Identify the lines holding "magico" and copy them.

Records for the task =>
>> start

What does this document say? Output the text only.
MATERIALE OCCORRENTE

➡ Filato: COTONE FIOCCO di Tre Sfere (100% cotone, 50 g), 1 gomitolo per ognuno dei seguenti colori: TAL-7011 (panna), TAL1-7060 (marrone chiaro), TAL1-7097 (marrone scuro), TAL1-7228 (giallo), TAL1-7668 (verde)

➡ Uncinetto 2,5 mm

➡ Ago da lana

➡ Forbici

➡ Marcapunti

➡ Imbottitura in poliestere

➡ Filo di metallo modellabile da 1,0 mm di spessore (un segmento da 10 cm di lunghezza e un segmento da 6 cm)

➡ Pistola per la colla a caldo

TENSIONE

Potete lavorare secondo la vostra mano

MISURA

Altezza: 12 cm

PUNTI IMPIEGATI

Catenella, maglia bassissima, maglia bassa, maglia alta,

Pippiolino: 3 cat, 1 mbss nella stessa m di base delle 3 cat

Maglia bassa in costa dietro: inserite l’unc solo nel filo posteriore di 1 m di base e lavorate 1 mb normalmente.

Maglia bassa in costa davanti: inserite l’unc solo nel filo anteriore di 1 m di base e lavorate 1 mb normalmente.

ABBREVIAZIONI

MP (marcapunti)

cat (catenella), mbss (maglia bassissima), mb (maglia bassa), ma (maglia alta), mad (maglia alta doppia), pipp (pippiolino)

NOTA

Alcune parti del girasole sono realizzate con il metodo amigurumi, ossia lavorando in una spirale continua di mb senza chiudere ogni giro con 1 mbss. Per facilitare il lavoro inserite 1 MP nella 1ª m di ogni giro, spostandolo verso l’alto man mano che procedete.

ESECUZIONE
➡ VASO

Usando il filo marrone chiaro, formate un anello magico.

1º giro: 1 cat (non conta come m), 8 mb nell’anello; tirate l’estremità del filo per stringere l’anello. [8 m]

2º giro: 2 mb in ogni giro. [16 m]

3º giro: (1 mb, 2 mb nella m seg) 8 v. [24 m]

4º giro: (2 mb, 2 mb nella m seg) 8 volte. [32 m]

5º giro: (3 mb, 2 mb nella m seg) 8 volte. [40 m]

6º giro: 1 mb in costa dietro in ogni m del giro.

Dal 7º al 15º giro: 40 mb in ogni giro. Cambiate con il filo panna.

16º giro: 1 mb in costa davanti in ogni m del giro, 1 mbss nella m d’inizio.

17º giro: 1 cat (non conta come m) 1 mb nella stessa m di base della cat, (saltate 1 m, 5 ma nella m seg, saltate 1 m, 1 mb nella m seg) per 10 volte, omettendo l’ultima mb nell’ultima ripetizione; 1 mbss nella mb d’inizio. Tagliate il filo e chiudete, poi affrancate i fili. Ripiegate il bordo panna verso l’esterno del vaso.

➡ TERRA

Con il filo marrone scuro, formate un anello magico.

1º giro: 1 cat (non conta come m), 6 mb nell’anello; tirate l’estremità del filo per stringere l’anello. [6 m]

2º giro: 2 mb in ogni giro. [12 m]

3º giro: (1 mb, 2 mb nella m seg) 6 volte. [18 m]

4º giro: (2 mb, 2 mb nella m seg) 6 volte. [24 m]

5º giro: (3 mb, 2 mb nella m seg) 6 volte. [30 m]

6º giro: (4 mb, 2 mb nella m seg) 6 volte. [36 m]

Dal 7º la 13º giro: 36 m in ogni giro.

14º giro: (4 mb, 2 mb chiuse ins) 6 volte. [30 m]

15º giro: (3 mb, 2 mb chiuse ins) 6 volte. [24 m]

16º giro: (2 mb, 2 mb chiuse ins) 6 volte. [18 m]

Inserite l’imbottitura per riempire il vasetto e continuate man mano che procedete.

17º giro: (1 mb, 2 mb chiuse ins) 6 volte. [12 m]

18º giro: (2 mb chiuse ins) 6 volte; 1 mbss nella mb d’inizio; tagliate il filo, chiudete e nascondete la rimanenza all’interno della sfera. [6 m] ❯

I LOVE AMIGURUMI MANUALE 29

>> end

Response below =>
Usando il filo marrone chiaro, formate un anello magico.
Con il filo marrone scuro, formate un anello magico.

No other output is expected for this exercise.